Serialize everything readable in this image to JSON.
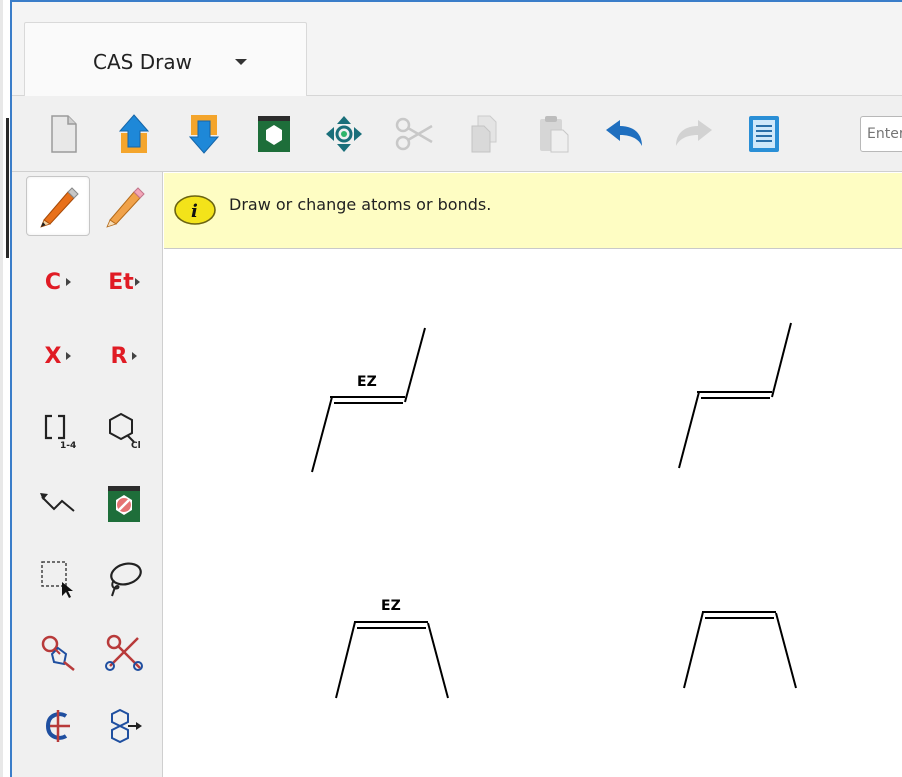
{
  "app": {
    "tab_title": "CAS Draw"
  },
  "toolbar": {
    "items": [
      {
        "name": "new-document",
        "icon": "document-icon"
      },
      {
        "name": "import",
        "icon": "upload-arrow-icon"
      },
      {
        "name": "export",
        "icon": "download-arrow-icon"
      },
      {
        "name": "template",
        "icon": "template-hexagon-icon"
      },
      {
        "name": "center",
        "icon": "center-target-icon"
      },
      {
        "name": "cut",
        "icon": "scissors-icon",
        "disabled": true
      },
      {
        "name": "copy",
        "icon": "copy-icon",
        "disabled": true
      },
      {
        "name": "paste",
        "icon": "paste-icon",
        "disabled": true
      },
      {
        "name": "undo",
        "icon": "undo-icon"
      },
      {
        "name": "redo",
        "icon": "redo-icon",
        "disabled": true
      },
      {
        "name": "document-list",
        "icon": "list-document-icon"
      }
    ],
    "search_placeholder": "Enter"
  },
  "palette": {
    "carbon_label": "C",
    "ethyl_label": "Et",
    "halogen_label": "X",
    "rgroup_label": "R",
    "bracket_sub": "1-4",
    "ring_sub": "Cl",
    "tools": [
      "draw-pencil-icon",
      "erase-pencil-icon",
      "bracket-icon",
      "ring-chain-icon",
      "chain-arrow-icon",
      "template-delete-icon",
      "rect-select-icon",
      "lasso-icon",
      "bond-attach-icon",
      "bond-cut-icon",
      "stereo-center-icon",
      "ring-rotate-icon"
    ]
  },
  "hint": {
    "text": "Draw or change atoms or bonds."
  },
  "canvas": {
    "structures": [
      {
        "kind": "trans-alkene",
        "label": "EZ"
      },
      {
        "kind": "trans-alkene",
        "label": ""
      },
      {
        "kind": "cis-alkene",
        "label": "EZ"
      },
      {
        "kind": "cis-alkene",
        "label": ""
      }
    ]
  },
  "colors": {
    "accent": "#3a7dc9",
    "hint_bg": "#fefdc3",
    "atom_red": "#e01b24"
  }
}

## EXERCISE
In the lines above, locate the string "center". Copy every line where it occurs.

## SOLUTION BELOW
        "name": "center",
        "icon": "center-target-icon"
      "stereo-center-icon",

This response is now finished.